** TASK DESCRIPTION **
Identify every line in the records below that contains the word "zijn", and copy each of those lines.

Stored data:
◆ ◆ ◆ ◆ ◆ ◆ ◆
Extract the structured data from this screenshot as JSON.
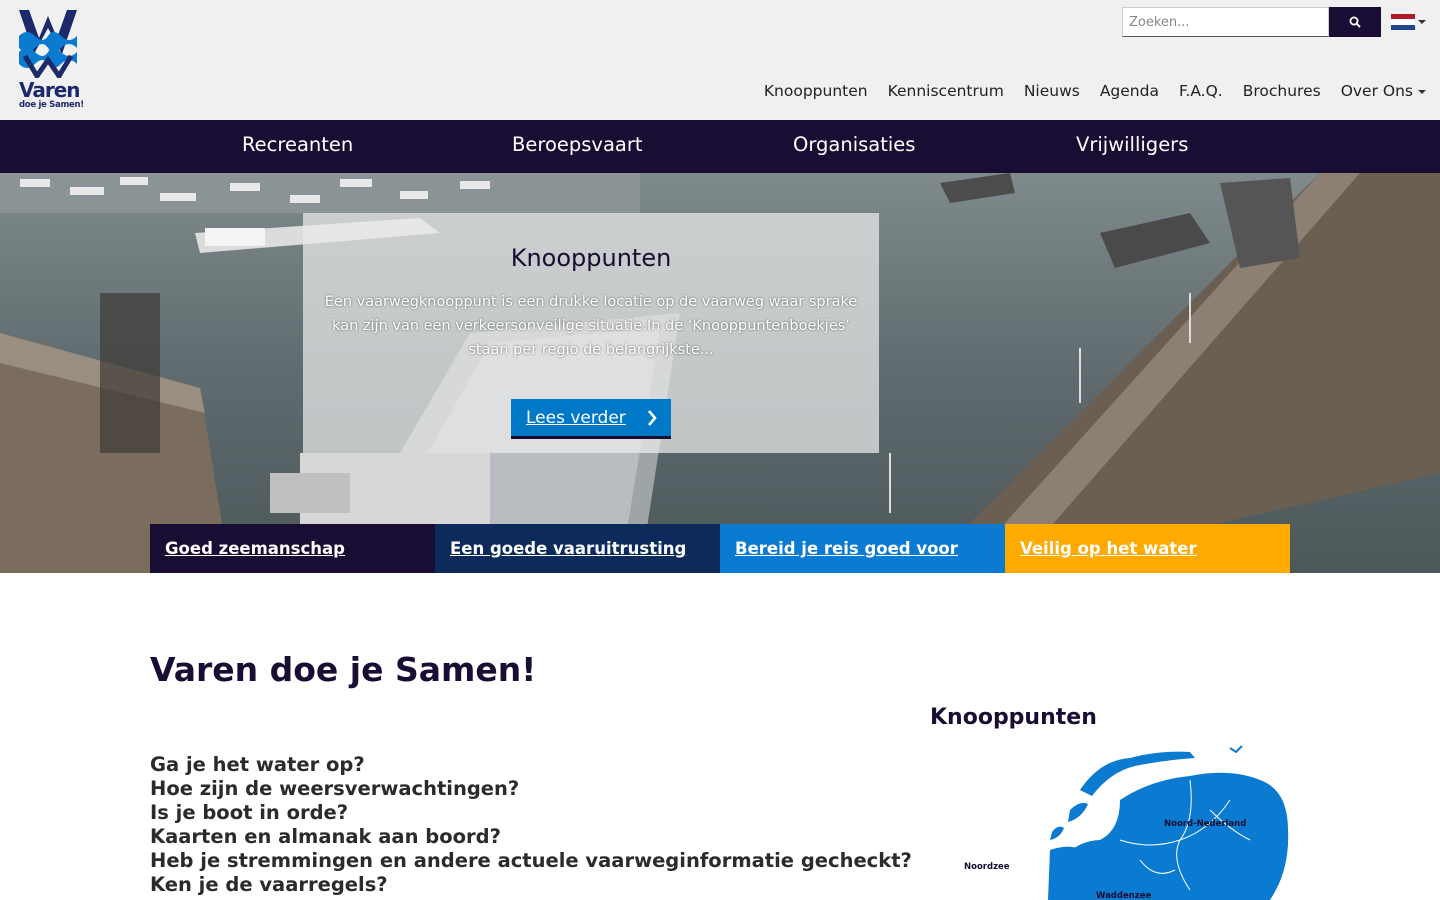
{
  "header": {
    "logo": {
      "word": "Varen",
      "tagline": "doe je Samen!"
    },
    "search": {
      "placeholder": "Zoeken...",
      "value": ""
    },
    "language": {
      "current": "Nederlands",
      "flag_colors": [
        "#ae1c28",
        "#ffffff",
        "#21468b"
      ]
    },
    "top_nav": [
      {
        "label": "Knooppunten"
      },
      {
        "label": "Kenniscentrum"
      },
      {
        "label": "Nieuws"
      },
      {
        "label": "Agenda"
      },
      {
        "label": "F.A.Q."
      },
      {
        "label": "Brochures"
      },
      {
        "label": "Over Ons"
      }
    ]
  },
  "main_nav": [
    {
      "label": "Recreanten"
    },
    {
      "label": "Beroepsvaart"
    },
    {
      "label": "Organisaties"
    },
    {
      "label": "Vrijwilligers"
    }
  ],
  "hero": {
    "title": "Knooppunten",
    "text": "Een vaarwegknooppunt is een drukke locatie op de vaarweg waar sprake kan zijn van een verkeersonveilige situatie.In de ‘Knooppuntenboekjes’ staan per regio de belangrijkste...",
    "button_label": "Lees verder",
    "tiles": [
      {
        "label": "Goed zeemanschap",
        "color": "#1a0d33"
      },
      {
        "label": "Een goede vaaruitrusting",
        "color": "#0d2a5c"
      },
      {
        "label": "Bereid je reis goed voor",
        "color": "#0a7bd0"
      },
      {
        "label": "Veilig op het water",
        "color": "#ffaa00"
      }
    ]
  },
  "content": {
    "title": "Varen doe je Samen!",
    "questions": [
      "Ga je het water op?",
      "Hoe zijn de weersverwachtingen?",
      "Is je boot in orde?",
      "Kaarten en almanak aan boord?",
      "Heb je stremmingen en andere actuele vaarweginformatie gecheckt?",
      "Ken je de vaarregels?"
    ]
  },
  "sidebar": {
    "title": "Knooppunten",
    "map_labels": {
      "region": "Noord-Nederland",
      "sea": "Noordzee",
      "wadden": "Waddenzee"
    }
  },
  "colors": {
    "brand_dark": "#1a0d33",
    "brand_blue": "#0078c8",
    "header_bg": "#f0f0f0"
  }
}
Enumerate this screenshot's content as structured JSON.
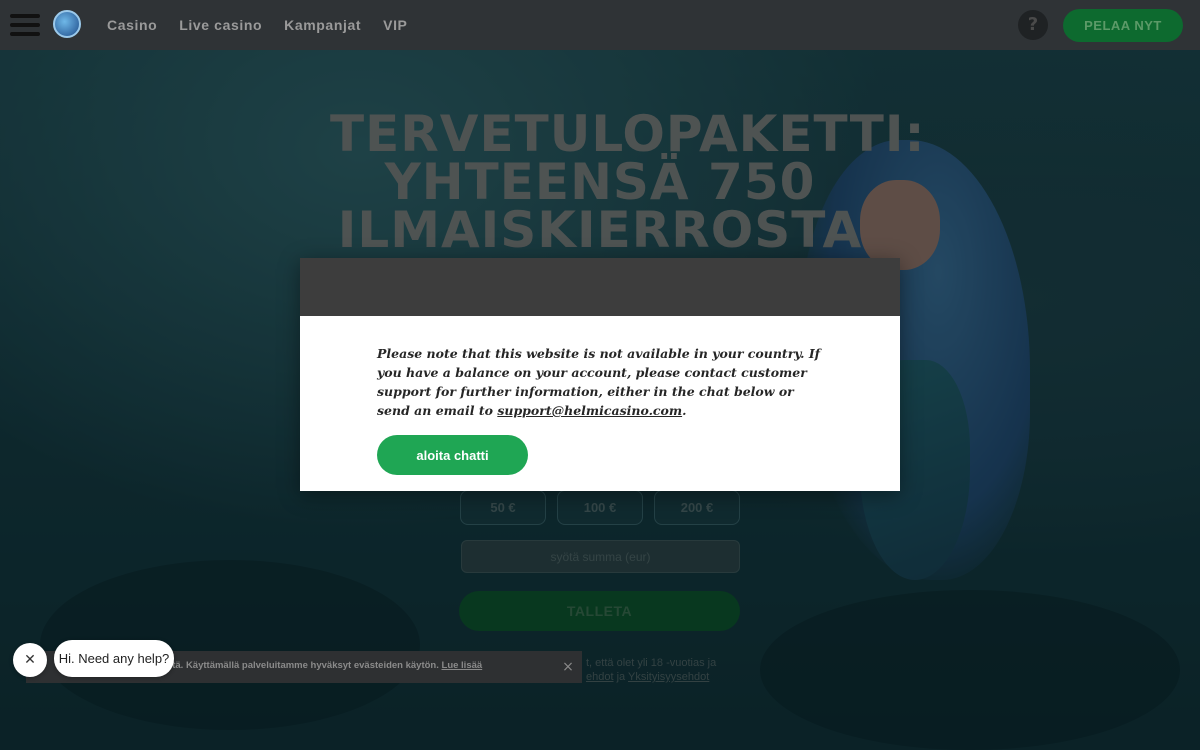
{
  "nav": {
    "items": [
      "Casino",
      "Live casino",
      "Kampanjat",
      "VIP"
    ],
    "play_label": "PELAA NYT",
    "chat_icon": "chat-question-icon"
  },
  "hero": {
    "title_lines": [
      "TERVETULOPAKETTI:",
      "YHTEENSÄ 750",
      "ILMAISKIERROSTA"
    ],
    "amounts": [
      "50 €",
      "100 €",
      "200 €"
    ],
    "sum_placeholder": "syötä summa (eur)",
    "deposit_label": "TALLETA",
    "legal_line1": "t, että olet yli 18 -vuotias ja",
    "legal_link1": "ehdot",
    "legal_mid": "ja",
    "legal_link2": "Yksityisyysehdot"
  },
  "modal": {
    "message": "Please note that this website is not available in your country. If you have a balance on your account, please contact customer support for further information, either in the chat below or send an email to",
    "email": "support@helmicasino.com",
    "email_suffix": ".",
    "chat_button": "aloita chatti"
  },
  "cookie": {
    "text": "evästeitä. Käyttämällä palveluitamme hyväksyt evästeiden käytön.",
    "more_link": "Lue lisää",
    "close": "×"
  },
  "help": {
    "close": "✕",
    "message": "Hi. Need any help?"
  }
}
◆ ◆ ◆ ◆ ◆ ◆ ◆
** OUTPUT BELOW **
    "text": "Een vaarwegknooppunt is een drukke locatie op de vaarweg waar sprake kan zijn van een verkeersonveilige situatie.In de ‘Knooppuntenboekjes’ staan per regio de belangrijkste...",
      "Hoe zijn de weersverwachtingen?",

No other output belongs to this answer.